È scattata l’ora del VISUAL MERCHANDISING

Approfondiamo le tendenze retail con l’articolo di Fabrizio Patti per Retail & Food – uscita marzo 2013
Far innamorare i clienti di un negozio, renderli felici di comprare e di far parte di un mondo. È uno dei compiti del visual merchandising, versione più completa e commerciale della vecchia vetrinistica, che con ritardo prende piede anche in italia. Cosí per i “visual” non c’è crisi. ecco chi sono, come operano e che formazione hanno.
C’erano una volta i vetrinisti, artisti in grado di creare composizioni fantasiose, eleganti o provocatorie per attirare i clienti nei punti vendita. Oggi il loro ruolo si è evoluto. Meglio, si è andato a integrare, essendone inglobato, nel più ampio mondo del visual merchandising. L’arma in più dei negozi, quella in grado di ipnotizzare il cliente, rallegrarlo, fargli pensare “che sarà mai spendere qualcosina in più?” e fargli tornare la voglia, una volta uscito, di tornare al più presto.
Ma di che cosa si parla quando si parla di visual merchandising e chi sono i soggetti che se ne occupano lungo la filiera? Lo abbiamo chiesto a due visual merchandiser dal valore riconosciuto: il primo è Gianfranco Giacoma Caire, storica figura del settore e autore del libro “Visual Merchandising”, edito da “Creative Group”. Il secondo è Giovanni Licari, libero professionista e coordinatore del master serale di visual merchandising presso lo stesso Ied, oltre che docente al master diurno dello stesso istituto.
«Il visual merchandising riguarda l’esposizione della merce nel punto vendita» esordisce Giacoma Caire. «Ma non finisce lì: è una serie di fattori, di operazioni che vengono fatte nei negozi. Si parte dall’esterno, dall’insegna e dalla vetrina. Le vetrine devono essere allestite in maniera che catturino l’attenzione in pochi secondi, non più di tre, e servono per far entrare il cliente in un punto vendita. Sono lo specchio del negozio, dove va creata una rappresentazione teatrale». Questo è però solo il primo tassello. C’è poi l’esposizione sugli scaffali, che segue delle proprie regole, come il fatto che gli shelf di diversa altezza hanno diverso valore. «Il visual merchandiser sistema i prodotti nel punto vendita creando proposte – continua Caire –. Il cliente spesso non sa cosa comprare. Per esempio, nella moda, se si creano delle combinazioni di vestiti, sarà più facile che lo scontrino sia più alto». A completare il novero di accorgimenti nel punto vendita ci sono la temperatura, le luci, che non devono essere piatte, e il colore. Nel complesso devono creare un ambiente e raccontare una storia. «Ormai lo hanno capito anche negli ospedali – continua Caire –. La teoria del colore ci dice che questo influisce sulla psiche dell’uomo: racconta le cose, stimola l’organismo. Ora l’abbiamo chiaro, ma negli anni Ottanta ricordo che ci fu il periodo del minimalismo, con arredi asettici e freddi, che ricordavano delle sale operatorie». «Il visual merchandising consiste nel far vedere le merci – è la definizione di Licari –. Rispetto alla vetrinistica, «il valore del visual merchandising è che contempla spazi più allargati. Prevede il posizionamento degli arredi, le percezioni sui diversi sensi: vedere, sentire, odorare, toccare».

Breve esercizio 1 -> Trasforma in una tabella Markdown con le colonne Numero e Riga il tratto delle voci che va dall'inizio fino alla riga che contiene "cruise-max-speed[interactable]: 65 <box>392", estremi compresi. Ometti le righe vuote.

Le voci ->
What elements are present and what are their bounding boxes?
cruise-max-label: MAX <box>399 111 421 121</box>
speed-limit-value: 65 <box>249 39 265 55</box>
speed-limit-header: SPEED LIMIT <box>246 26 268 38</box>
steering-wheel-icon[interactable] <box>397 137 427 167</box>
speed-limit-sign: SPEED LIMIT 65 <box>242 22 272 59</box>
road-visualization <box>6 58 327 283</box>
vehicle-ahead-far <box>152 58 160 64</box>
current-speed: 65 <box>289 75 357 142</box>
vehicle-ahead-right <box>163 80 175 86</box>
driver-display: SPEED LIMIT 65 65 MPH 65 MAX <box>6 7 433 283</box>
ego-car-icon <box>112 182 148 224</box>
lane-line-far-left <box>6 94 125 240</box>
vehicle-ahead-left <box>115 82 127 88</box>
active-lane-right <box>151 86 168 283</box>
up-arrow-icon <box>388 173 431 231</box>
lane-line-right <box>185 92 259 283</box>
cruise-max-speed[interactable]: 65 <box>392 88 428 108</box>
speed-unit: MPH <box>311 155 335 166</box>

Breve esercizio 2 -> Trascrivi fedelmente dal testo sul visual merchandising il tratto che va da "Ma di che cosa" fino a "dello stesso istituto.".

Risposta 1 ->
| Numero | Riga |
|---|---|
| 1 | What elements are present and what are their bounding boxes? |
| 2 | cruise-max-label: MAX <box>399 111 421 121</box> |
| 3 | speed-limit-value: 65 <box>249 39 265 55</box> |
| 4 | speed-limit-header: SPEED LIMIT <box>246 26 268 38</box> |
| 5 | steering-wheel-icon[interactable] <box>397 137 427 167</box> |
| 6 | speed-limit-sign: SPEED LIMIT 65 <box>242 22 272 59</box> |
| 7 | road-visualization <box>6 58 327 283</box> |
| 8 | vehicle-ahead-far <box>152 58 160 64</box> |
| 9 | current-speed: 65 <box>289 75 357 142</box> |
| 10 | vehicle-ahead-right <box>163 80 175 86</box> |
| 11 | driver-display: SPEED LIMIT 65 65 MPH 65 MAX <box>6 7 433 283</box> |
| 12 | ego-car-icon <box>112 182 148 224</box> |
| 13 | lane-line-far-left <box>6 94 125 240</box> |
| 14 | vehicle-ahead-left <box>115 82 127 88</box> |
| 15 | active-lane-right <box>151 86 168 283</box> |
| 16 | up-arrow-icon <box>388 173 431 231</box> |
| 17 | lane-line-right <box>185 92 259 283</box> |
| 18 | cruise-max-speed[interactable]: 65 <box>392 88 428 108</box> |

Risposta 2 ->
Ma di che cosa si parla quando si parla di visual merchandising e chi sono i soggetti che se ne occupano lungo la filiera? Lo abbiamo chiesto a due visual merchandiser dal valore riconosciuto: il primo è Gianfranco Giacoma Caire, storica figura del settore e autore del libro “Visual Merchandising”, edito da “Creative Group”. Il secondo è Giovanni Licari, libero professionista e coordinatore del master serale di visual merchandising presso lo stesso Ied, oltre che docente al master diurno dello stesso istituto.